:: Directive ::
Copy out each line that has "image" in it.

━━━━━━━━━━

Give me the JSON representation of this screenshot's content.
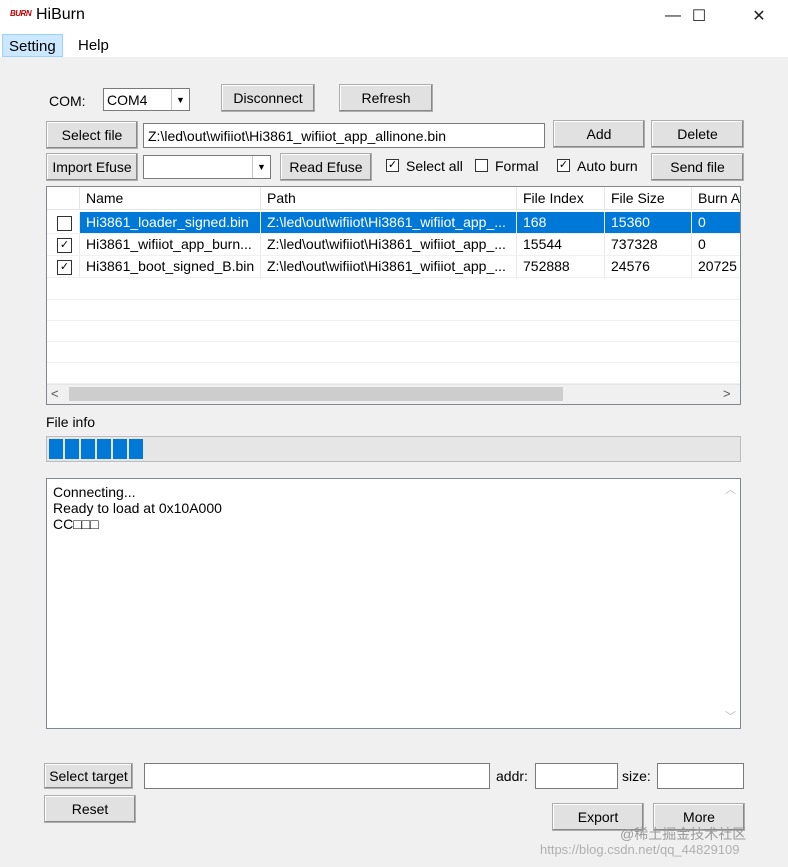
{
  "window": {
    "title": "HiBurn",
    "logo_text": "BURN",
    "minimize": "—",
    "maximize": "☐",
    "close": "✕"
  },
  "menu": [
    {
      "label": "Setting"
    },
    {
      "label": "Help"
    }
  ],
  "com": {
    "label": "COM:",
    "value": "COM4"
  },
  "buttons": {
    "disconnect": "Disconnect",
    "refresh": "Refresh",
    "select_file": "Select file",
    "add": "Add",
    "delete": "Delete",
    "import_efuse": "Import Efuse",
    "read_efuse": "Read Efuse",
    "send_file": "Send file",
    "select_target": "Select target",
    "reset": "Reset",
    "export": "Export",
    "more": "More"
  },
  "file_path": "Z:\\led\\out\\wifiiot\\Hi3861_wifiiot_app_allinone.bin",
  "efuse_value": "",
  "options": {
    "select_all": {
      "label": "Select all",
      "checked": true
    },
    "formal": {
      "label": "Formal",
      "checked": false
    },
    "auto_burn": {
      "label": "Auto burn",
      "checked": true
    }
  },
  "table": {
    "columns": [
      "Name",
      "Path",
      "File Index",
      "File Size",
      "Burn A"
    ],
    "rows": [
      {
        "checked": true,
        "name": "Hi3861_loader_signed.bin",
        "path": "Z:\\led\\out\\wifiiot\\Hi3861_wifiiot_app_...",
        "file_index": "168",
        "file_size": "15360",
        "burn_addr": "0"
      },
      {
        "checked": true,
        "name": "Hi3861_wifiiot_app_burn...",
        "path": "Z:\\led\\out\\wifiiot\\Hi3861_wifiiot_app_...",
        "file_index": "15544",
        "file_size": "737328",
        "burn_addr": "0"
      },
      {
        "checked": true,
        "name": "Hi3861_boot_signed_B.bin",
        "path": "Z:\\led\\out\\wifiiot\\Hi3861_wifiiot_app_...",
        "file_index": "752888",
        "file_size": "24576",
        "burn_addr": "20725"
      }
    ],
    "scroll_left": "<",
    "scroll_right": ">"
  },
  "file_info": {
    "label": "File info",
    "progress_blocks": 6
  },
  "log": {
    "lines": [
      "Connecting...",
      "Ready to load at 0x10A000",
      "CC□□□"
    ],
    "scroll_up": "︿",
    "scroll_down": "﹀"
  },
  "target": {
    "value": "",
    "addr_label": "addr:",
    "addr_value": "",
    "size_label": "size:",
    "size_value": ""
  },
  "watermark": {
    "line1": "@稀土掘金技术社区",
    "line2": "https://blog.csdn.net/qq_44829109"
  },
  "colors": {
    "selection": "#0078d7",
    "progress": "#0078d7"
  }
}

━━━━━━━━━━

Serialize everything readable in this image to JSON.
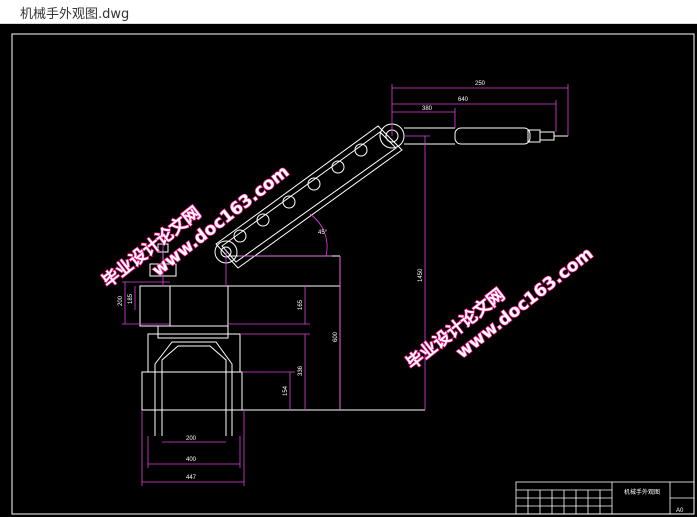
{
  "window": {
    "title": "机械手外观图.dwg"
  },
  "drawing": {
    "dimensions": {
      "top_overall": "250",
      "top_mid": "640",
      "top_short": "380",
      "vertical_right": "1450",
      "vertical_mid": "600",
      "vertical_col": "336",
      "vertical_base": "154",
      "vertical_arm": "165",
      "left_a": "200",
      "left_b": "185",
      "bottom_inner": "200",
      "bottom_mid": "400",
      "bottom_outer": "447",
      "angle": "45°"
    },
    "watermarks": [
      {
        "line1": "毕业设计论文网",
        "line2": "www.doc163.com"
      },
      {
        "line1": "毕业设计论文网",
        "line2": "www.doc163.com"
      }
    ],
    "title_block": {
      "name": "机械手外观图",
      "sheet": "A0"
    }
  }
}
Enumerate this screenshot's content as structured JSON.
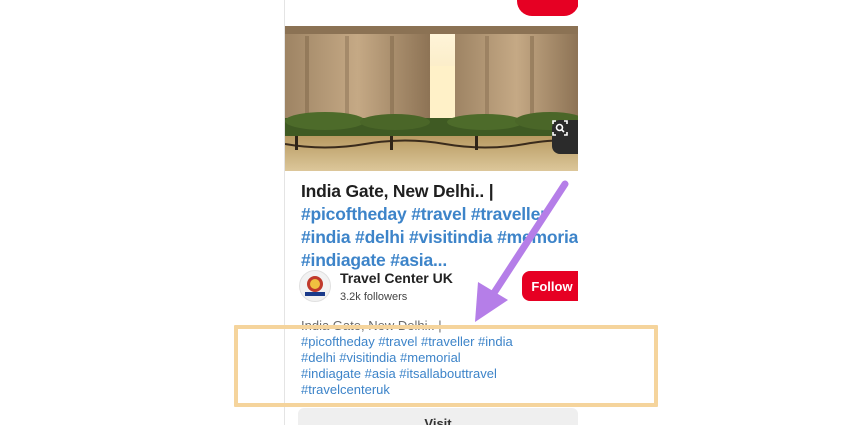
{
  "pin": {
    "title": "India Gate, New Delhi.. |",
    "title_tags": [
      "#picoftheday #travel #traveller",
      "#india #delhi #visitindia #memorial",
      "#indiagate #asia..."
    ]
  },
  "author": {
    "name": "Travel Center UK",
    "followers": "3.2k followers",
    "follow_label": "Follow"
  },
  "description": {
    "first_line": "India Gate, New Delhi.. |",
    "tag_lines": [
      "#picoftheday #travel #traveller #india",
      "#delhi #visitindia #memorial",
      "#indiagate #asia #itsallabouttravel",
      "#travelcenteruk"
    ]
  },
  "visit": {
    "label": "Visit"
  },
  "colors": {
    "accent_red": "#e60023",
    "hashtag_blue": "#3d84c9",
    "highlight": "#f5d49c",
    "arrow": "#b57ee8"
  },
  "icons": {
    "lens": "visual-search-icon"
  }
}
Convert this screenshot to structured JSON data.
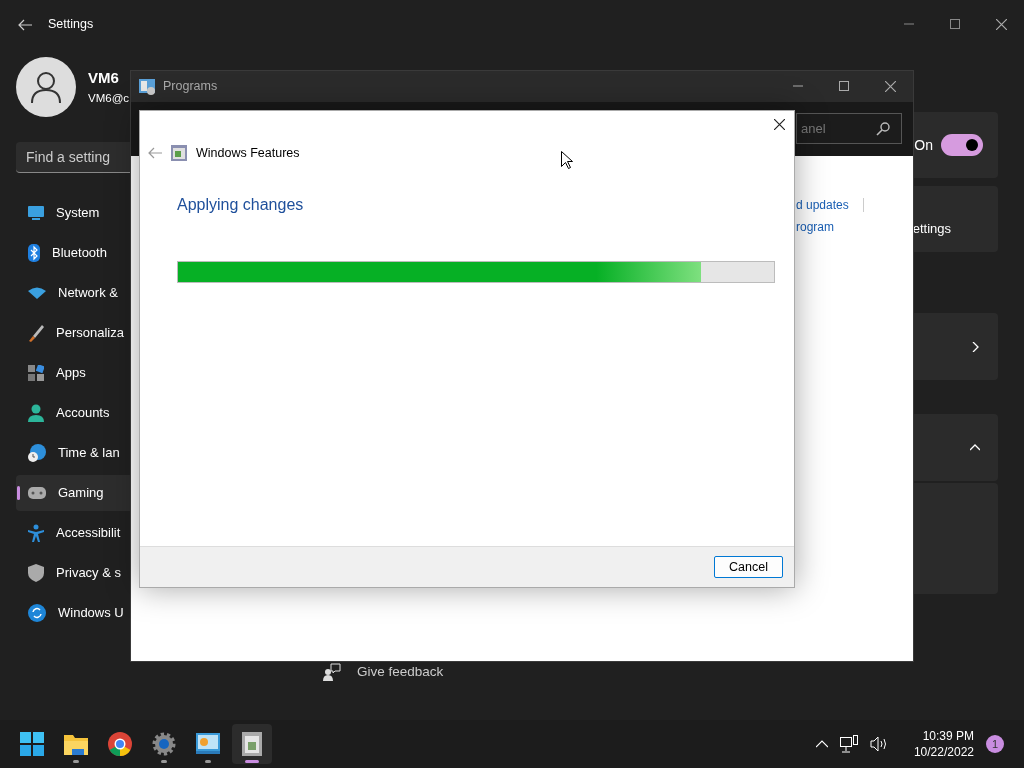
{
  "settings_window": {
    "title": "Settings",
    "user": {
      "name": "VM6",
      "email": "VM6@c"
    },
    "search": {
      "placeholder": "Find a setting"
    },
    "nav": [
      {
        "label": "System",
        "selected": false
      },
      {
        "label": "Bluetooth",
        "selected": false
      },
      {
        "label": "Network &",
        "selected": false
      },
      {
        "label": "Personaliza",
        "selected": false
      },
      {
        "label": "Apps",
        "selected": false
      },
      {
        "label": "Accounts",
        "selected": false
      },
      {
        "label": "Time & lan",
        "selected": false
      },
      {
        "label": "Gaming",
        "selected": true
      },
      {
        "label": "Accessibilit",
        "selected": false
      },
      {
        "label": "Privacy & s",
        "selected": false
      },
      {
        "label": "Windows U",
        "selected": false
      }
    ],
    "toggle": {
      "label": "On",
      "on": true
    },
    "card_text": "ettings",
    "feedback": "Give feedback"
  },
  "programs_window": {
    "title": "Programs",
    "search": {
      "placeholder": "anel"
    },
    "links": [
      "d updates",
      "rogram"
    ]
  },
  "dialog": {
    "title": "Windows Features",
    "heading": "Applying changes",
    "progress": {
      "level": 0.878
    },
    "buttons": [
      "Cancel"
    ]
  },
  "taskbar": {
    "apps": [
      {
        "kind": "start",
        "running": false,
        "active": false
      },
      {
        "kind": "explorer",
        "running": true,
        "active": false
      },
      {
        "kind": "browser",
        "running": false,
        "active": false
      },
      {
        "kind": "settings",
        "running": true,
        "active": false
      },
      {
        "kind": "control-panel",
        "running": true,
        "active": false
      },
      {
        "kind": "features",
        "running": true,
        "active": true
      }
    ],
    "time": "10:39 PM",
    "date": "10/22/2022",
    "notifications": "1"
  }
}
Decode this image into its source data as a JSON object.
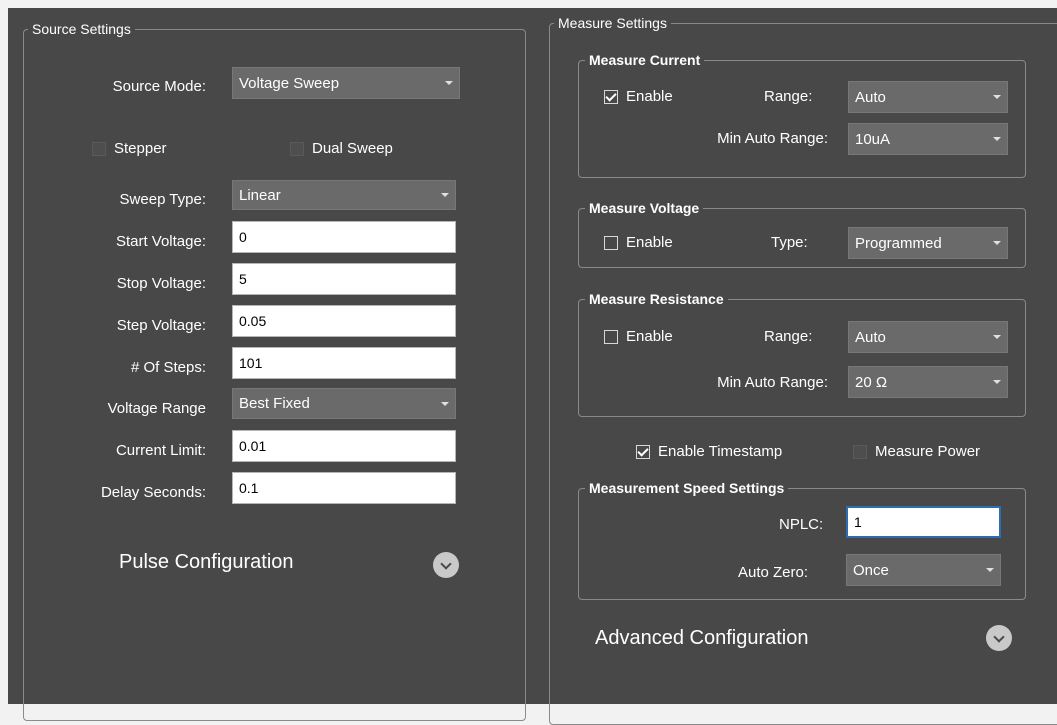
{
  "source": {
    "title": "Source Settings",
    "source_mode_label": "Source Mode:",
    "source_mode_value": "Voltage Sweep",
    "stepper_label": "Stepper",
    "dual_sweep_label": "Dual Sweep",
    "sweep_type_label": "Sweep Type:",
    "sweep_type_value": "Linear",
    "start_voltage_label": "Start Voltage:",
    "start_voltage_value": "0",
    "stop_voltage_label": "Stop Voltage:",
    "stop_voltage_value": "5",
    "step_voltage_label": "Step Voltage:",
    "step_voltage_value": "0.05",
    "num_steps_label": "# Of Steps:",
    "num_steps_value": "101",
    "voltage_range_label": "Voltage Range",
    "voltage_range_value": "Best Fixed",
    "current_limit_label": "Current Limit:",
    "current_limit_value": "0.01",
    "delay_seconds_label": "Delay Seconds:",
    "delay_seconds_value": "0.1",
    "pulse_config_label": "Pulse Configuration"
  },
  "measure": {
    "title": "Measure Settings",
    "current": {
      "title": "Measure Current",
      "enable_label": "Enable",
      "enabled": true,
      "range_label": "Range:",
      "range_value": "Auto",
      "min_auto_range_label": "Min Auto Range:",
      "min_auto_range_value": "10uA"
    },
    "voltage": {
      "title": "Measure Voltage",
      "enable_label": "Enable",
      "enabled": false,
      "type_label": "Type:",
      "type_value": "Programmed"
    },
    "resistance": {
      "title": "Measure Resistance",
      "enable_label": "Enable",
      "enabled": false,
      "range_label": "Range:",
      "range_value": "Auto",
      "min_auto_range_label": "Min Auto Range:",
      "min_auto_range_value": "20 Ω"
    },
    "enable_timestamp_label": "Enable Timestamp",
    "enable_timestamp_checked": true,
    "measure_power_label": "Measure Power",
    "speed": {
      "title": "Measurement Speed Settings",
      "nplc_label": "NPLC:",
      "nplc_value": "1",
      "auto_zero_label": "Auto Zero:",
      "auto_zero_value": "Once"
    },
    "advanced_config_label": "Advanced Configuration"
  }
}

━━━━━━━━━━

:: Answer in full ::
Serialize everything readable in this image to JSON.
Decode this image into its source data as a JSON object.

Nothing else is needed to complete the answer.